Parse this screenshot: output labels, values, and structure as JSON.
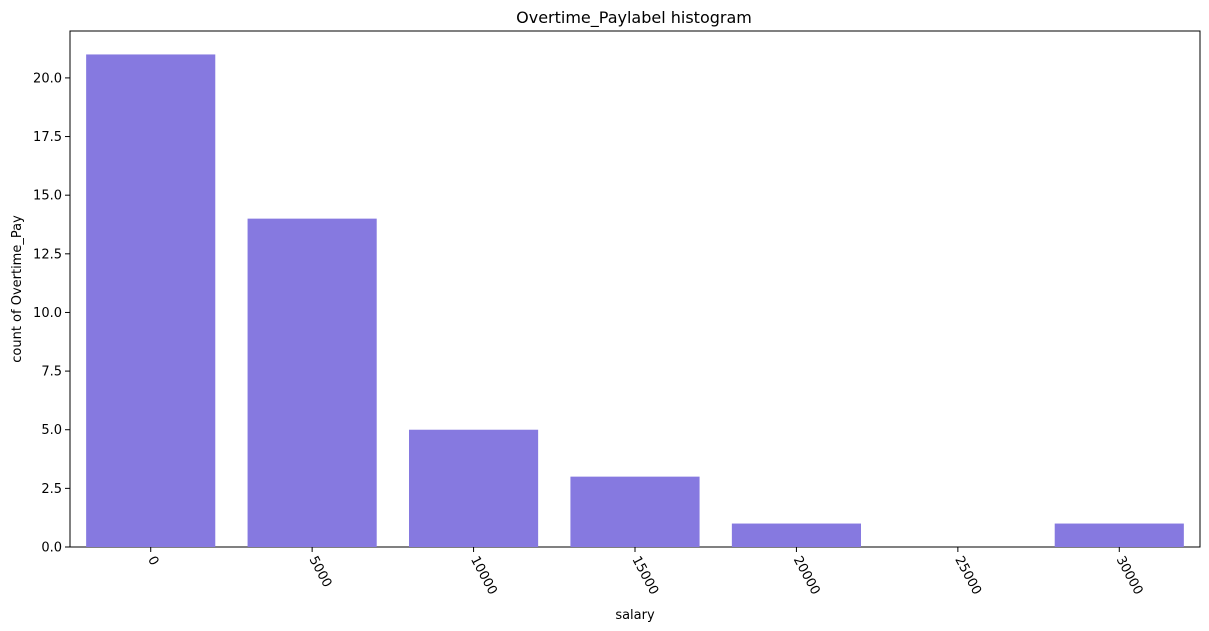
{
  "chart_data": {
    "type": "bar",
    "title": "Overtime_Paylabel histogram",
    "xlabel": "salary",
    "ylabel": "count of Overtime_Pay",
    "categories": [
      "0",
      "5000",
      "10000",
      "15000",
      "20000",
      "25000",
      "30000"
    ],
    "values": [
      21,
      14,
      5,
      3,
      1,
      0,
      1
    ],
    "ylim": [
      0,
      22
    ],
    "yticks": [
      "0.0",
      "2.5",
      "5.0",
      "7.5",
      "10.0",
      "12.5",
      "15.0",
      "17.5",
      "20.0"
    ],
    "grid": false,
    "bar_color": "#8679e0"
  }
}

§ DIRECTION
Write every record out again exactly; no pictures belong in the copy.

§ RESULT FOR THIS EXERCISE
Parse this screenshot: output labels, values, and structure as JSON.
{
  "chart_data": {
    "type": "bar",
    "title": "Overtime_Paylabel histogram",
    "xlabel": "salary",
    "ylabel": "count of Overtime_Pay",
    "categories": [
      "0",
      "5000",
      "10000",
      "15000",
      "20000",
      "25000",
      "30000"
    ],
    "values": [
      21,
      14,
      5,
      3,
      1,
      0,
      1
    ],
    "ylim": [
      0,
      22
    ],
    "yticks": [
      "0.0",
      "2.5",
      "5.0",
      "7.5",
      "10.0",
      "12.5",
      "15.0",
      "17.5",
      "20.0"
    ],
    "grid": false,
    "bar_color": "#8679e0"
  }
}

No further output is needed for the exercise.